* _Rows_
--------------------
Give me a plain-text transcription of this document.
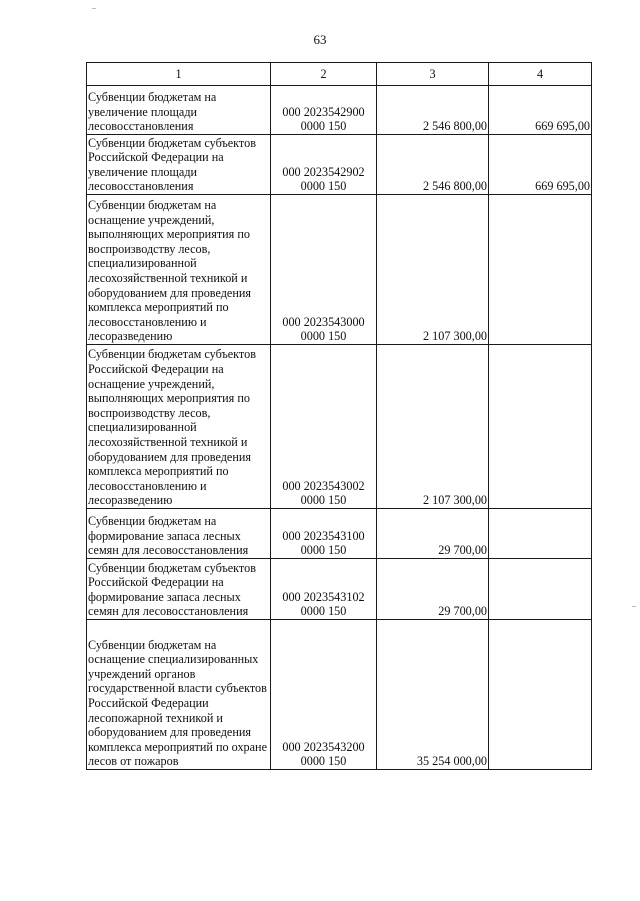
63
1	2	3	4
Субвенции бюджетам на увеличение площади лесовосстановления	000 2023542900 0000 150	2 546 800,00	669 695,00
Субвенции бюджетам субъектов Российской Федерации на увеличение площади лесовосстановления	000 2023542902 0000 150	2 546 800,00	669 695,00
Субвенции бюджетам на оснащение учреждений, выполняющих мероприятия по воспроизводству лесов, специализированной лесохозяйственной техникой и оборудованием для проведения комплекса мероприятий по лесовосстановлению и лесоразведению	000 2023543000 0000 150	2 107 300,00	
Субвенции бюджетам субъектов Российской Федерации на оснащение учреждений, выполняющих мероприятия по воспроизводству лесов, специализированной лесохозяйственной техникой и оборудованием для проведения комплекса мероприятий по лесовосстановлению и лесоразведению	000 2023543002 0000 150	2 107 300,00	
Субвенции бюджетам на формирование запаса лесных семян для лесовосстановления	000 2023543100 0000 150	29 700,00	
Субвенции бюджетам субъектов Российской Федерации на формирование запаса лесных семян для лесовосстановления	000 2023543102 0000 150	29 700,00	
Субвенции бюджетам на оснащение специализированных учреждений органов государственной власти субъектов Российской Федерации лесопожарной техникой и оборудованием для проведения комплекса мероприятий по охране лесов от пожаров	000 2023543200 0000 150	35 254 000,00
--------------------
* _What to produce_
Make an exact copy of the records shown above, without the pictures.

* _Written solution_
Give me a plain-text transcription of this document.
63
1	2	3	4
Субвенции бюджетам на увеличение площади лесовосстановления	000 2023542900 0000 150	2 546 800,00	669 695,00
Субвенции бюджетам субъектов Российской Федерации на увеличение площади лесовосстановления	000 2023542902 0000 150	2 546 800,00	669 695,00
Субвенции бюджетам на оснащение учреждений, выполняющих мероприятия по воспроизводству лесов, специализированной лесохозяйственной техникой и оборудованием для проведения комплекса мероприятий по лесовосстановлению и лесоразведению	000 2023543000 0000 150	2 107 300,00	
Субвенции бюджетам субъектов Российской Федерации на оснащение учреждений, выполняющих мероприятия по воспроизводству лесов, специализированной лесохозяйственной техникой и оборудованием для проведения комплекса мероприятий по лесовосстановлению и лесоразведению	000 2023543002 0000 150	2 107 300,00	
Субвенции бюджетам на формирование запаса лесных семян для лесовосстановления	000 2023543100 0000 150	29 700,00	
Субвенции бюджетам субъектов Российской Федерации на формирование запаса лесных семян для лесовосстановления	000 2023543102 0000 150	29 700,00	
Субвенции бюджетам на оснащение специализированных учреждений органов государственной власти субъектов Российской Федерации лесопожарной техникой и оборудованием для проведения комплекса мероприятий по охране лесов от пожаров	000 2023543200 0000 150	35 254 000,00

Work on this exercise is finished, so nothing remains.